What to produce =>
Put every line of the material into a numbered list, leaving out blank lines and the pictures.

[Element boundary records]

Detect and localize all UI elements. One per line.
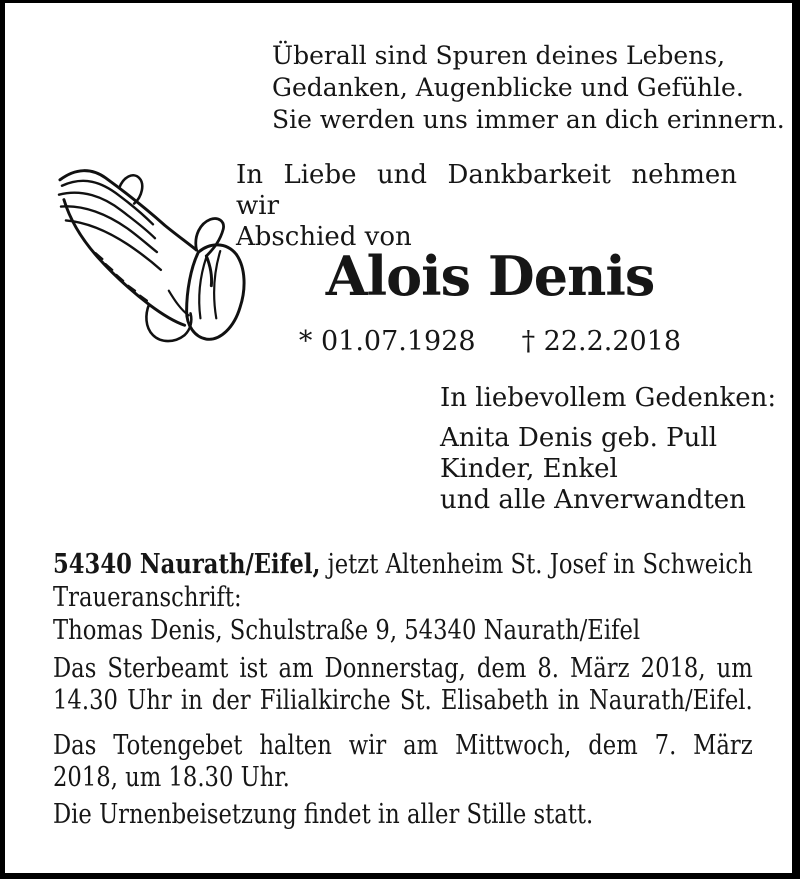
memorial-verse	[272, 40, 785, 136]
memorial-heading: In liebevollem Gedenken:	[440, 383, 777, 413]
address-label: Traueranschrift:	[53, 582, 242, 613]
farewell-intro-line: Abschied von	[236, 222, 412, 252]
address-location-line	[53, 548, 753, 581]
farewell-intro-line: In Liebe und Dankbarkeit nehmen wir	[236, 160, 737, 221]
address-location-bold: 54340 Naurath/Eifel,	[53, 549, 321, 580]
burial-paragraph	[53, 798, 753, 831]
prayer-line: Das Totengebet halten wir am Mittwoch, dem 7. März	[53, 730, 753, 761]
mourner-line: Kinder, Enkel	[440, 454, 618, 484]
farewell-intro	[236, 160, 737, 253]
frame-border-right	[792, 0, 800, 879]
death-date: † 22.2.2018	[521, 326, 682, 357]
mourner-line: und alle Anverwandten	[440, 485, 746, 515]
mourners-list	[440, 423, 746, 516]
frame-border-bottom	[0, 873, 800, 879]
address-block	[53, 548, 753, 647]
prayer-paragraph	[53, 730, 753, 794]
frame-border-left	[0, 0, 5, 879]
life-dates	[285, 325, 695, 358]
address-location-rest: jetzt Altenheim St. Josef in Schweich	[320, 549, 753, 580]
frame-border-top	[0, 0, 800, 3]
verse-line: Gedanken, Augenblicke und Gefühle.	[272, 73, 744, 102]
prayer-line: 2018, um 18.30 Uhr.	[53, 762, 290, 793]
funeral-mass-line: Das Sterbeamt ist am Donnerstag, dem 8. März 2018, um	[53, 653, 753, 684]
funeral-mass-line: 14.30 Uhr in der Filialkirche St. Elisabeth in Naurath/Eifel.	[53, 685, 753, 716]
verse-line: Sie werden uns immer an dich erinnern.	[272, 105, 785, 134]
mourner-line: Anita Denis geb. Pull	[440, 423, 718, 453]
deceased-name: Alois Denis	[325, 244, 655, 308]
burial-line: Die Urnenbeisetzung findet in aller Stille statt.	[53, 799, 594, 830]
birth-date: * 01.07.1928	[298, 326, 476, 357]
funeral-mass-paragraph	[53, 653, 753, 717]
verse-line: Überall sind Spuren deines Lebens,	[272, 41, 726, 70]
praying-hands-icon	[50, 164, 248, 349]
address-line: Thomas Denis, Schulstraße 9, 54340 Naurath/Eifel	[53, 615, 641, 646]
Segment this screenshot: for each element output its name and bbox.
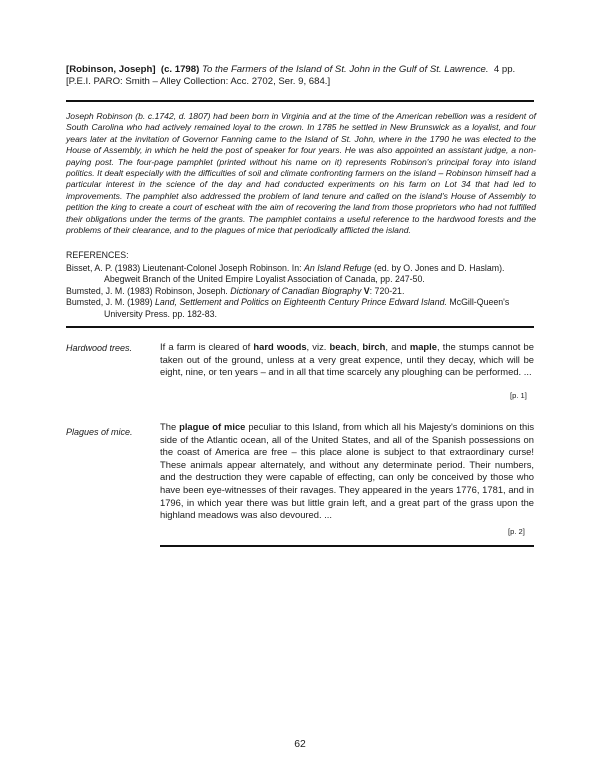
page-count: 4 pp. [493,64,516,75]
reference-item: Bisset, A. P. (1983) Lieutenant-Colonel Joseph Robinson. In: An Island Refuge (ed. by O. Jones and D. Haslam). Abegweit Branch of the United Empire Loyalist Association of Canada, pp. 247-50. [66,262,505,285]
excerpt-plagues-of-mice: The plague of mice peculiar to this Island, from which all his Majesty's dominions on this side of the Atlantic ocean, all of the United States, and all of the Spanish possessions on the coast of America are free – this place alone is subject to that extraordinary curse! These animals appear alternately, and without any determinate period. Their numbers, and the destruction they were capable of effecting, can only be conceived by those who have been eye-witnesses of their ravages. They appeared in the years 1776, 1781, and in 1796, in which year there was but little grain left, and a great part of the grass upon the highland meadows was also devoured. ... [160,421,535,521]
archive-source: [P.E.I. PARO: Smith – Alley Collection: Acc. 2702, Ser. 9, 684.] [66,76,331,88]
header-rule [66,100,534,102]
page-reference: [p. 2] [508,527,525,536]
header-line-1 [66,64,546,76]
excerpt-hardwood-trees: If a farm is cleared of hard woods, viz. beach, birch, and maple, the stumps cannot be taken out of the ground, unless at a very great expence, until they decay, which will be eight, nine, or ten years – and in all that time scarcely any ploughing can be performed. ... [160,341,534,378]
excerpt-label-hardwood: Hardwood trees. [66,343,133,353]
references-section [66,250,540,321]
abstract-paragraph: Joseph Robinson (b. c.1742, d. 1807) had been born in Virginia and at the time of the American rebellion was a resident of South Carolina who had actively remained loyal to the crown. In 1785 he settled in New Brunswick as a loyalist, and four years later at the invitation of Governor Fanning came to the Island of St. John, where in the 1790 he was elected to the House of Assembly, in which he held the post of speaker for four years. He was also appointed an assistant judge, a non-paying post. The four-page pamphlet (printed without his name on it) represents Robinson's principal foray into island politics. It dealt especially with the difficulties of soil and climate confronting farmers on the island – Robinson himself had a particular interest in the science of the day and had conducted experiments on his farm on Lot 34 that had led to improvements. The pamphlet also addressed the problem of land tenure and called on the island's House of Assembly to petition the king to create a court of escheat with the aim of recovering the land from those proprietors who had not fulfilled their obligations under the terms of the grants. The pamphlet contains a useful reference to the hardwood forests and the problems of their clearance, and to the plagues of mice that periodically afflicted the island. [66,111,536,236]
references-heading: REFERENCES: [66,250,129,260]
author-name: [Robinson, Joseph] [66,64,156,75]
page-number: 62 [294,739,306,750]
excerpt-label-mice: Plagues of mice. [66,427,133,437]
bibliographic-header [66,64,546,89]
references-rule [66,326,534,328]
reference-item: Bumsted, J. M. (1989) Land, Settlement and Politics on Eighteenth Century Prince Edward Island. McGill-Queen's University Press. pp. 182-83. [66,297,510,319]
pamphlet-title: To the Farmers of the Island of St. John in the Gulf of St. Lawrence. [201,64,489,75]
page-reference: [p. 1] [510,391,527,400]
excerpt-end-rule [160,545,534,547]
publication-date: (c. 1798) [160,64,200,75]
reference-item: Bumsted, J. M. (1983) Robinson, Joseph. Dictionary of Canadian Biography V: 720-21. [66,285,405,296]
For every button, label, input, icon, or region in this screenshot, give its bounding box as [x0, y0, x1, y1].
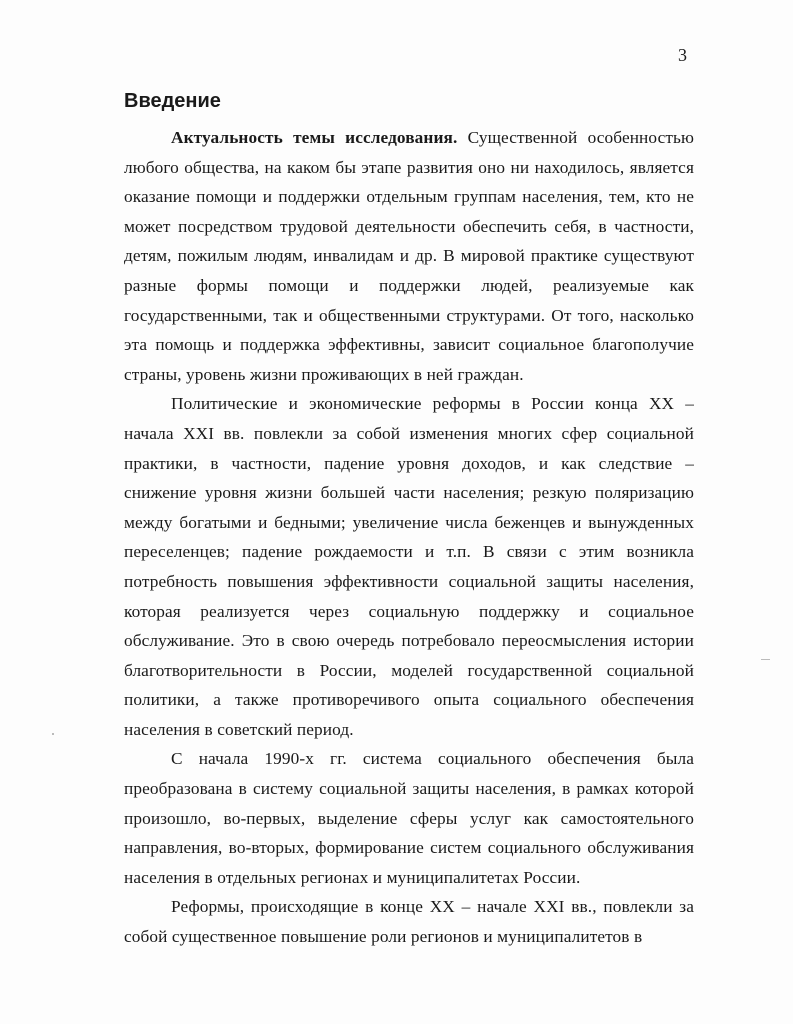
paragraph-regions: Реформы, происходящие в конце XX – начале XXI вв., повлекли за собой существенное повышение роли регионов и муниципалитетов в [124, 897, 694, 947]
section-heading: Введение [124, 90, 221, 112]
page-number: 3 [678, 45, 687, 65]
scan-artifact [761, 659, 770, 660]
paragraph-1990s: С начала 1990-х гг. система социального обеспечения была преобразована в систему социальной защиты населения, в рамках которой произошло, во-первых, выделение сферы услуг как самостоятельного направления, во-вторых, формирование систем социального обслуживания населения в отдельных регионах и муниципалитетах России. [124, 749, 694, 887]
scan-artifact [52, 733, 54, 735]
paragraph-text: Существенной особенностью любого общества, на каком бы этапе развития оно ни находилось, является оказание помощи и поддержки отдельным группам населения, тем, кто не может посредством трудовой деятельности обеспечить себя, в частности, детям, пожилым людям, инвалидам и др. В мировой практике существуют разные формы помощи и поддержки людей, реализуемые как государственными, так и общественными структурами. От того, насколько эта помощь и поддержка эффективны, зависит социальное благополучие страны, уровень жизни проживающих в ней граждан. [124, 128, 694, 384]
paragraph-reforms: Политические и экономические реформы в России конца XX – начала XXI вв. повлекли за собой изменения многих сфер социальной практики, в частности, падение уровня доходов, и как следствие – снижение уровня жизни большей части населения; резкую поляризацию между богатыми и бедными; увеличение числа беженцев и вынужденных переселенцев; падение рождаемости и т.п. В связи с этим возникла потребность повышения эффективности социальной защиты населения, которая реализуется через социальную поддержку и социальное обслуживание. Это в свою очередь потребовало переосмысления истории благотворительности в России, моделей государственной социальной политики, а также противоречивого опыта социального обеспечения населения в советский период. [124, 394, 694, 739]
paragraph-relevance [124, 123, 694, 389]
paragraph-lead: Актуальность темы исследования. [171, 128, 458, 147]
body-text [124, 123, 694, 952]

Written answer =>
1. Detect and localize all UI elements. One per line.
2. memorial-verse	[272, 40, 785, 136]
3. memorial-heading: In liebevollem Gedenken:	[440, 383, 777, 413]
4. address-label: Traueranschrift:	[53, 582, 242, 613]
5. farewell-intro-line: Abschied von	[236, 222, 412, 252]
6. address-location-line	[53, 548, 753, 581]
7. farewell-intro-line: In Liebe und Dankbarkeit nehmen wir	[236, 160, 737, 221]
8. address-location-bold: 54340 Naurath/Eifel,	[53, 549, 321, 580]
9. burial-paragraph	[53, 798, 753, 831]
10. prayer-line: Das Totengebet halten wir am Mittwoch, dem 7. März	[53, 730, 753, 761]
11. mourner-line: Kinder, Enkel	[440, 454, 618, 484]
12. farewell-intro	[236, 160, 737, 253]
13. frame-border-right	[792, 0, 800, 879]
14. death-date: † 22.2.2018	[521, 326, 682, 357]
15. mourner-line: und alle Anverwandten	[440, 485, 746, 515]
16. mourners-list	[440, 423, 746, 516]
17. frame-border-bottom	[0, 873, 800, 879]
18. address-block	[53, 548, 753, 647]
19. prayer-paragraph	[53, 730, 753, 794]
20. frame-border-left	[0, 0, 5, 879]
21. life-dates	[285, 325, 695, 358]
22. address-location-rest: jetzt Altenheim St. Josef in Schweich	[320, 549, 753, 580]
23. frame-border-top	[0, 0, 800, 3]
24. verse-line: Gedanken, Augenblicke und Gefühle.	[272, 73, 744, 102]
25. prayer-line: 2018, um 18.30 Uhr.	[53, 762, 290, 793]
26. funeral-mass-line: Das Sterbeamt ist am Donnerstag, dem 8. März 2018, um	[53, 653, 753, 684]
27. funeral-mass-line: 14.30 Uhr in der Filialkirche St. Elisabeth in Naurath/Eifel.	[53, 685, 753, 716]
28. verse-line: Sie werden uns immer an dich erinnern.	[272, 105, 785, 134]
29. mourner-line: Anita Denis geb. Pull	[440, 423, 718, 453]
30. deceased-name: Alois Denis	[325, 244, 655, 308]
31. burial-line: Die Urnenbeisetzung findet in aller Stille statt.	[53, 799, 594, 830]
32. birth-date: * 01.07.1928	[298, 326, 476, 357]
33. funeral-mass-paragraph	[53, 653, 753, 717]
34. verse-line: Überall sind Spuren deines Lebens,	[272, 41, 726, 70]
35. praying-hands-icon	[50, 164, 248, 349]
36. address-line: Thomas Denis, Schulstraße 9, 54340 Naurath/Eifel	[53, 615, 641, 646]
37. Segment this screenshot: for each element output its name and bbox.
38. page-count: 4 pp. [493,64,516,75]
39. reference-item: Bisset, A. P. (1983) Lieutenant-Colonel Joseph Robinson. In: An Island Refuge (ed. by O. Jones and D. Haslam). Abegweit Branch of the United Empire Loyalist Association of Canada, pp. 247-50. [66,262,505,285]
40. excerpt-plagues-of-mice: The plague of mice peculiar to this Island, from which all his Majesty's dominions on this side of the Atlantic ocean, all of the United States, and all of the Spanish possessions on the coast of America are free – this place alone is subject to that extraordinary curse! These animals appear alternately, and without any determinate period. Their numbers, and the destruction they were capable of effecting, can only be conceived by those who have been eye-witnesses of their ravages. They appeared in the years 1776, 1781, and in 1796, in which year there was but little grain left, and a great part of the grass upon the highland meadows was also devoured. ... [160,421,535,521]
41. archive-source: [P.E.I. PARO: Smith – Alley Collection: Acc. 2702, Ser. 9, 684.] [66,76,331,88]
42. header-rule [66,100,534,102]
43. page-reference: [p. 2] [508,527,525,536]
44. header-line-1 [66,64,546,76]
45. excerpt-hardwood-trees: If a farm is cleared of hard woods, viz. beach, birch, and maple, the stumps cannot be taken out of the ground, unless at a very great expence, until they decay, which will be eight, nine, or ten years – and in all that time scarcely any ploughing can be performed. ... [160,341,534,378]
46. excerpt-label-hardwood: Hardwood trees. [66,343,133,353]
47. references-section [66,250,540,321]
48. abstract-paragraph: Joseph Robinson (b. c.1742, d. 1807) had been born in Virginia and at the time of the American rebellion was a resident of South Carolina who had actively remained loyal to the crown. In 1785 he settled in New Brunswick as a loyalist, and four years later at the invitation of Governor Fanning came to the Island of St. John, where in the 1790 he was elected to the House of Assembly, in which he held the post of speaker for four years. He was also appointed an assistant judge, a non-paying post. The four-page pamphlet (printed without his name on it) represents Robinson's principal foray into island politics. It dealt especially with the difficulties of soil and climate confronting farmers on the island – Robinson himself had a particular interest in the science of the day and had conducted experiments on his farm on Lot 34 that had led to improvements. The pamphlet also addressed the problem of land tenure and called on the island's House of Assembly to petition the king to create a court of escheat with the aim of recovering the land from those proprietors who had not fulfilled their obligations under the terms of the grants. The pamphlet contains a useful reference to the hardwood forests and the problems of their clearance, and to the plagues of mice that periodically afflicted the island. [66,111,536,236]
49. references-heading: REFERENCES: [66,250,129,260]
50. author-name: [Robinson, Joseph] [66,64,156,75]
51. page-number: 62 [294,739,306,750]
52. excerpt-label-mice: Plagues of mice. [66,427,133,437]
53. bibliographic-header [66,64,546,89]
54. references-rule [66,326,534,328]
55. reference-item: Bumsted, J. M. (1989) Land, Settlement and Politics on Eighteenth Century Prince Edward Island. McGill-Queen's University Press. pp. 182-83. [66,297,510,319]
56. pamphlet-title: To the Farmers of the Island of St. John in the Gulf of St. Lawrence. [201,64,489,75]
57. page-reference: [p. 1] [510,391,527,400]
58. excerpt-end-rule [160,545,534,547]
59. publication-date: (c. 1798) [160,64,200,75]
60. reference-item: Bumsted, J. M. (1983) Robinson, Joseph. Dictionary of Canadian Biography V: 720-21. [66,285,405,296]
61. For every button, label, input, icon, or region in this screenshot, give its bounding box as [x0, y0, x1, y1].
62. paragraph-regions: Реформы, происходящие в конце XX – начале XXI вв., повлекли за собой существенное повышение роли регионов и муниципалитетов в [124, 897, 694, 947]
63. section-heading: Введение [124, 90, 221, 112]
64. page-number: 3 [678, 45, 687, 65]
65. scan-artifact [761, 659, 770, 660]
66. paragraph-1990s: С начала 1990-х гг. система социального обеспечения была преобразована в систему социальной защиты населения, в рамках которой произошло, во-первых, выделение сферы услуг как самостоятельного направления, во-вторых, формирование систем социального обслуживания населения в отдельных регионах и муниципалитетах России. [124, 749, 694, 887]
67. scan-artifact [52, 733, 54, 735]
68. paragraph-text: Существенной особенностью любого общества, на каком бы этапе развития оно ни находилось, является оказание помощи и поддержки отдельным группам населения, тем, кто не может посредством трудовой деятельности обеспечить себя, в частности, детям, пожилым людям, инвалидам и др. В мировой практике существуют разные формы помощи и поддержки людей, реализуемые как государственными, так и общественными структурами. От того, насколько эта помощь и поддержка эффективны, зависит социальное благополучие страны, уровень жизни проживающих в ней граждан. [124, 128, 694, 384]
69. paragraph-reforms: Политические и экономические реформы в России конца XX – начала XXI вв. повлекли за собой изменения многих сфер социальной практики, в частности, падение уровня доходов, и как следствие – снижение уровня жизни большей части населения; резкую поляризацию между богатыми и бедными; увеличение числа беженцев и вынужденных переселенцев; падение рождаемости и т.п. В связи с этим возникла потребность повышения эффективности социальной защиты населения, которая реализуется через социальную поддержку и социальное обслуживание. Это в свою очередь потребовало переосмысления истории благотворительности в России, моделей государственной социальной политики, а также противоречивого опыта социального обеспечения населения в советский период. [124, 394, 694, 739]
70. paragraph-relevance [124, 123, 694, 389]
71. paragraph-lead: Актуальность темы исследования. [171, 128, 458, 147]
72. body-text [124, 123, 694, 952]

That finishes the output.